Hungarian pioneer Ferenc Mezei joins the ESS project
The European Spallation Source in Lund, Sweden, is today joined by Professor Ferenc Mezei, one of the originators of the initial ESS technical design.
The European Spallation Source will be the world’s most powerful research facility for materials and life science using neutrons. It will be built in Lund in southern Sweden. Fourteen European countries are currently partners in the project, which has now entered a Design Update phase prior to construction in 2013. Ferenc Mezei is an internationally renowned scientist, formerly the Scientific Director of ESS Hungary, the Hungarian bid to host the ESS. At the ESS Secretariat, Professor Mezei will lead the target station division. Professor Mezei is the originator of the ESS design concept, the long pulse spallation source. With long neutron pulses, more neutrons can be generated, thus providing significantly better quality scientific results and more scientific applications. Long pulses are also better suited for life sciences and soft matter than short pulses, making the ESS particularly useful for biology, pharmaceutical and medicine. - We are delighted that Professor Mezei joins the ESS team. His vast scientific and technological knowledge will be very important for the Technical Design Review, says Dr Patrik Carlsson, ESS Deputy Director, in charge of technical development at ESS. - With Professor Mezei, ESS will also strengthen scientific ties to Hungary, which will be fruitful. Hungary has a very strong scientific community, exemplified by the three Hungarian Nobel prizes in physics and five in chemistry, says Colin Carlile, Director of the ESS Secretariat. Professor Mezei is a member of the Hungarian Academy of Sciences and of Academia Europaea. He is also the inventor of the neutron spin-echo spectroscopy method, which has had far-reaching implications for the understanding of polymers, proteins, glasses and magnetic materials. Mezei Is today a visiting scholar at the Los Alamos National Laboratory in USA, and he has also been the Director of the Berlin Neutron Scattering Center, today part of the Helmholtz Zentrum für Materialen und Energie. He has received several prestigious scientific awards, among others the Hewlett-Packard Europhysics Prize and the first ever Walter Hälg Prize of the European Neutron Scattering Association.

DATA RECORDS ::
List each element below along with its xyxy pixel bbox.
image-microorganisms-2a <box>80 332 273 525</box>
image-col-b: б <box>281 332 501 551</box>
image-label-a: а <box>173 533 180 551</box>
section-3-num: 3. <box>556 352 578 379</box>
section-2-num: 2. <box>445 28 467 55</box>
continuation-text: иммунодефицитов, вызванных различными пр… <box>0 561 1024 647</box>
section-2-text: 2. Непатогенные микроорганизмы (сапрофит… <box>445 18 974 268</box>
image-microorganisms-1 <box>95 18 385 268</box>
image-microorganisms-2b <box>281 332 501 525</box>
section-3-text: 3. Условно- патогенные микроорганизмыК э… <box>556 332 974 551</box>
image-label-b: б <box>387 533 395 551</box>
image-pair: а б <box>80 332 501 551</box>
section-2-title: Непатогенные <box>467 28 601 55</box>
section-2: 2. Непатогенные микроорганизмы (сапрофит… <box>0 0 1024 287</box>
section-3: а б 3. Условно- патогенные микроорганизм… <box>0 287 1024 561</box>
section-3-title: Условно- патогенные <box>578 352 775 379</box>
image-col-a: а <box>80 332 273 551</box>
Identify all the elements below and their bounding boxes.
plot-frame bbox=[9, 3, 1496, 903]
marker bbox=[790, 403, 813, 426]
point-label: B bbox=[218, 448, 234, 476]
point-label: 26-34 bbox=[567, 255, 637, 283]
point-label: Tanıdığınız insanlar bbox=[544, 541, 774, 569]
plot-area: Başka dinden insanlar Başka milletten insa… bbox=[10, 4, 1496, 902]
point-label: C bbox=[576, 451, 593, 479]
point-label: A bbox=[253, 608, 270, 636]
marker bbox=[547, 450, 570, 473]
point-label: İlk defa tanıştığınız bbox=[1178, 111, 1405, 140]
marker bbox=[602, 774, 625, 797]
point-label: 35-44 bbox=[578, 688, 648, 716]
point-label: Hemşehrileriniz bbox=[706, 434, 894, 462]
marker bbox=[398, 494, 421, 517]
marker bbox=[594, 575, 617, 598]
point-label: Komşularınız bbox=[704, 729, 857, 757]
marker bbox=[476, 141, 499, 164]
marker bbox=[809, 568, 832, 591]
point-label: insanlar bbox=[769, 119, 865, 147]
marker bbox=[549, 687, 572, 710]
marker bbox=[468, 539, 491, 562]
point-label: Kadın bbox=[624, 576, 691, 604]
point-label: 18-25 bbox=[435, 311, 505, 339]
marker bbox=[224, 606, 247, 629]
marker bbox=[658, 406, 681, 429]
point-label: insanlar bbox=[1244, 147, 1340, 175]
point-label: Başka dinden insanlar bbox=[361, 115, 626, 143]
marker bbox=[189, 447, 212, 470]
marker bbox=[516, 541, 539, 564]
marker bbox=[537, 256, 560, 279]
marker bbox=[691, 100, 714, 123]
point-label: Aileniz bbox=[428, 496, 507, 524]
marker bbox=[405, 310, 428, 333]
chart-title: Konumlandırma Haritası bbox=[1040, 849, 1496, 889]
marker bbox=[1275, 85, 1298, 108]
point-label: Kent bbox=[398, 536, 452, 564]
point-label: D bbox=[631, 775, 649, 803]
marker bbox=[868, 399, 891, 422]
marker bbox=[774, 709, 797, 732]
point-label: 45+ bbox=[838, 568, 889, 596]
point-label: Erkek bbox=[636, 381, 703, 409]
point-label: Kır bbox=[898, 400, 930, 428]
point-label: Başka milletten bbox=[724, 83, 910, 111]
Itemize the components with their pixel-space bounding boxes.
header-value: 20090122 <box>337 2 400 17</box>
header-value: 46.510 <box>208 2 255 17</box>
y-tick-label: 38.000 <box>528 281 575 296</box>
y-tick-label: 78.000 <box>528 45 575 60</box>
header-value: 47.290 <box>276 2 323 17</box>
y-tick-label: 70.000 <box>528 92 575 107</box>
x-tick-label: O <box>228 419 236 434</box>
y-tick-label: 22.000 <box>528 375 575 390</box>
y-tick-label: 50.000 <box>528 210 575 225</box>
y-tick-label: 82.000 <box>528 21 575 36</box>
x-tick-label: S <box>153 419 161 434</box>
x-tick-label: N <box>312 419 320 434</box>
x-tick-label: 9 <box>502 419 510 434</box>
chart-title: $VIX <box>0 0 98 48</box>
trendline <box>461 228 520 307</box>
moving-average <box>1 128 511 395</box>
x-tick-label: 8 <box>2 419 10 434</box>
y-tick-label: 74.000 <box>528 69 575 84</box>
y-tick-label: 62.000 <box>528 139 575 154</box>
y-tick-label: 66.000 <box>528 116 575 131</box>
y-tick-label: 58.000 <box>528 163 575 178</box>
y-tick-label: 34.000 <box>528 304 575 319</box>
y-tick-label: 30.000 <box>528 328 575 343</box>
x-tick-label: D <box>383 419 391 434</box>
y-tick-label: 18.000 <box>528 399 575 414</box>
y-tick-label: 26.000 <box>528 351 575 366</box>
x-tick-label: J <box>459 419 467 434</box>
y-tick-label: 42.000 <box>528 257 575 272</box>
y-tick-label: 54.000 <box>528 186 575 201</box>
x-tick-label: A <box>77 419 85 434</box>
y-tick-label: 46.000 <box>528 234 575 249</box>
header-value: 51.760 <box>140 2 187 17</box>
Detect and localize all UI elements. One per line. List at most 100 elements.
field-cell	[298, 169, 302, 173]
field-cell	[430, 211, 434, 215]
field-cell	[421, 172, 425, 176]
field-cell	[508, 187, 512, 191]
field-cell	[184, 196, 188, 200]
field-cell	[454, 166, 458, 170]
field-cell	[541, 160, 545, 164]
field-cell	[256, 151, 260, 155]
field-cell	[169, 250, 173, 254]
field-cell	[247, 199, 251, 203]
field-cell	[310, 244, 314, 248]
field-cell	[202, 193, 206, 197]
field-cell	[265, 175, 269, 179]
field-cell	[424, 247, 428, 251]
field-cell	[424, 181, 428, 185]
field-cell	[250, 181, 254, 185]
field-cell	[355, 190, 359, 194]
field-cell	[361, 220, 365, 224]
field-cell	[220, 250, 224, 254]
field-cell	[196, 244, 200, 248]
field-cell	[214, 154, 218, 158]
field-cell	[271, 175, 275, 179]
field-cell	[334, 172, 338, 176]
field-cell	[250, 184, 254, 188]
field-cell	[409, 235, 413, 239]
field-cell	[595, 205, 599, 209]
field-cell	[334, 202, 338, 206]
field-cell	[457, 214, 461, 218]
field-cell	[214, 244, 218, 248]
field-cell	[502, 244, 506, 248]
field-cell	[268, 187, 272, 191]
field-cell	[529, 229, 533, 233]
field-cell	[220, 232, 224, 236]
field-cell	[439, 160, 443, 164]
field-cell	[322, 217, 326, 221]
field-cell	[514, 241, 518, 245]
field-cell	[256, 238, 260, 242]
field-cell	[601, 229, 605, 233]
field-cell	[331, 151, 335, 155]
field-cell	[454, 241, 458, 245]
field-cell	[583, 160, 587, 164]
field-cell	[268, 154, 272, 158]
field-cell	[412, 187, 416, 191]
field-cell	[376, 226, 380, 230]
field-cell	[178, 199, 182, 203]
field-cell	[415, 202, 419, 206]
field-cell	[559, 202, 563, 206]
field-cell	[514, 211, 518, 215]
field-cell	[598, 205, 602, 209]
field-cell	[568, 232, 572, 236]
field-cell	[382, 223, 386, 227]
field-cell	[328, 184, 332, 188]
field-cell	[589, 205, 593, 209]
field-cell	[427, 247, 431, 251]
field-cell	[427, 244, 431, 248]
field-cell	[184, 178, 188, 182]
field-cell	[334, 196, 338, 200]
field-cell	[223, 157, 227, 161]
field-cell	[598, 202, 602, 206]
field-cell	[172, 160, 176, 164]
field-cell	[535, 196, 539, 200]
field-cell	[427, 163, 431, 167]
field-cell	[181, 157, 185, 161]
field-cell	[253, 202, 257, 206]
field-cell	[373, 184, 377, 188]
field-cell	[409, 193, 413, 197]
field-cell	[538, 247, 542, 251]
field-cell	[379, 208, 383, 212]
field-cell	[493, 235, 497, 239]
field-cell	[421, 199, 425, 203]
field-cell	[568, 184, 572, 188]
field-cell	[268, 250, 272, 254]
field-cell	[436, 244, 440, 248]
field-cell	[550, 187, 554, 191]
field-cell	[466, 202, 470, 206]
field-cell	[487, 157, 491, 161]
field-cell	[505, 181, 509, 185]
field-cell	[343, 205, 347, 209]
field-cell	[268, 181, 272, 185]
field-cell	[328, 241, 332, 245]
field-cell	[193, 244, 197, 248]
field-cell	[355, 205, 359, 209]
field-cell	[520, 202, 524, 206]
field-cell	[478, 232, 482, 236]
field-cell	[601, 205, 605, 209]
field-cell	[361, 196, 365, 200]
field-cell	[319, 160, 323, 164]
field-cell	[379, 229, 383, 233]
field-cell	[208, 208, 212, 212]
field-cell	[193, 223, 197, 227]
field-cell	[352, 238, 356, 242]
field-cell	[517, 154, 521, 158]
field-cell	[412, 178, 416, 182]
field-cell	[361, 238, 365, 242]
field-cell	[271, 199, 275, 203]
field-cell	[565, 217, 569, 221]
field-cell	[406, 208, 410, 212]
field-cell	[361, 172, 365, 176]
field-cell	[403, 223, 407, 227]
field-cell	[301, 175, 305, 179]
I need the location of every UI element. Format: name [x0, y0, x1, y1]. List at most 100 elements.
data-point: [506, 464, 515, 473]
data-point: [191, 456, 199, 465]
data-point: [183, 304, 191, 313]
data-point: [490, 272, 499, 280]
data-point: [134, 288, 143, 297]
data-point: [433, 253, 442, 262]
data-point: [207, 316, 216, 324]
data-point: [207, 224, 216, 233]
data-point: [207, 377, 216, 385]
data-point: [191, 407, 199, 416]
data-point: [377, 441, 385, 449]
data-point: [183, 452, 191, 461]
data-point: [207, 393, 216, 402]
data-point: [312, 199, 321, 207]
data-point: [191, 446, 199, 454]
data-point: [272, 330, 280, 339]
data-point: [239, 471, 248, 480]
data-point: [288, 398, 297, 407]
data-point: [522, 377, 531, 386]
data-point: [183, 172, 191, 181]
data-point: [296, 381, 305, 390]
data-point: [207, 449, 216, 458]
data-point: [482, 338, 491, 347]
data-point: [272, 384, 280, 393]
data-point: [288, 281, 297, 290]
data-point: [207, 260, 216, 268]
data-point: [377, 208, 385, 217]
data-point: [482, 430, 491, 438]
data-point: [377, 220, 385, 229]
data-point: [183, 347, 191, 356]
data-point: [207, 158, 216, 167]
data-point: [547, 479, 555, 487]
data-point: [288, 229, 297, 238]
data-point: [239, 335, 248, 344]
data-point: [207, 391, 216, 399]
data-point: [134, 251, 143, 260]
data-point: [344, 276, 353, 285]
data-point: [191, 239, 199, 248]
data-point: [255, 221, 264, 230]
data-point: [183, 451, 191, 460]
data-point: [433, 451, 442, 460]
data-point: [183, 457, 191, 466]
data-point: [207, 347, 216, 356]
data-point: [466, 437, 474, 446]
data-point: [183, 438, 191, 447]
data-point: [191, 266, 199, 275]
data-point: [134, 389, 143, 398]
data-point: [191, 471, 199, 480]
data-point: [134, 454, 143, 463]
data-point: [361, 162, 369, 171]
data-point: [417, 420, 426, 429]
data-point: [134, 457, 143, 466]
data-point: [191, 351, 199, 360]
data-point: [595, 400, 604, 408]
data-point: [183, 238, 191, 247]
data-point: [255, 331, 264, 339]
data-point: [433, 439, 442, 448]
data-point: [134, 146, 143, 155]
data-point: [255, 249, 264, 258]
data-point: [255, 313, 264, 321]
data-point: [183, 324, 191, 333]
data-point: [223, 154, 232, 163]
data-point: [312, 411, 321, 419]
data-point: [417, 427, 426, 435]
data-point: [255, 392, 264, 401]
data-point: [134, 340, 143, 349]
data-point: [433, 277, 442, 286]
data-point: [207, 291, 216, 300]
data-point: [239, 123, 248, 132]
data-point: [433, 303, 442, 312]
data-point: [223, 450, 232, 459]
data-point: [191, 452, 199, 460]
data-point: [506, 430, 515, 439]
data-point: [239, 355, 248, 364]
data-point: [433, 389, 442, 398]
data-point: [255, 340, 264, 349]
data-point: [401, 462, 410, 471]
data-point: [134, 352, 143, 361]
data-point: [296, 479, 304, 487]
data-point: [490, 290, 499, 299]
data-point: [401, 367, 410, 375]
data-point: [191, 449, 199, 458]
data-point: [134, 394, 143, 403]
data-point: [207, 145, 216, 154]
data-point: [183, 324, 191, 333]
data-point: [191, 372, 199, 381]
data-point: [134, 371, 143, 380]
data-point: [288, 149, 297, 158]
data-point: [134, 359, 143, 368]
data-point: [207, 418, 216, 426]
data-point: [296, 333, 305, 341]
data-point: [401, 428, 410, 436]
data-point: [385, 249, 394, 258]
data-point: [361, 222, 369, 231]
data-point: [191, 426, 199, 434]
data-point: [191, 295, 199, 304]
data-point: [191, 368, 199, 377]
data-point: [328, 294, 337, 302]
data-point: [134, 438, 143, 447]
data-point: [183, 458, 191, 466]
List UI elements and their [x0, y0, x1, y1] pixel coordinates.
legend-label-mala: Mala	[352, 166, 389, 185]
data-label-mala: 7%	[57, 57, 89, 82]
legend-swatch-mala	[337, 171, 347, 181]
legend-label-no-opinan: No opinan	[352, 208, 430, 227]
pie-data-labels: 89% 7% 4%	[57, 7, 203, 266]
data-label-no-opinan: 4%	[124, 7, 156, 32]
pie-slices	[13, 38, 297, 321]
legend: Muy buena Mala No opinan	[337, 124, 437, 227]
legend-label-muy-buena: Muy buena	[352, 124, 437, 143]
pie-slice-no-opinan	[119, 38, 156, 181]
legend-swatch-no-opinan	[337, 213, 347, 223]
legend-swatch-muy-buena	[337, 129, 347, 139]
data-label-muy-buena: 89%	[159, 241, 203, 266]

ASSIGNMENT A ::
Answer each question using the article on Ferenc Mezei joining the ESS:
(i) How many European countries are currently partners in the project?
(ii) Which division will Professor Mezei lead at the ESS Secretariat?
(iii) What method is Professor Mezei named as the inventor of?
ASSIGNMENT B ::
Reproduce the passage of the article on Ferenc Mezei joining the ESS starting at "Hungarian pioneer Ferenc" and ending at "ESS technical design.".
The data plays no part in this work.

EXERCISE RESPONSE A ::
(i) Fourteen.
(ii) The target station division.
(iii) The neutron spin-echo spectroscopy method.

EXERCISE RESPONSE B ::
Hungarian pioneer Ferenc Mezei joins the ESS project
The European Spallation Source in Lund, Sweden, is today joined by Professor Ferenc Mezei, one of the originators of the initial ESS technical design.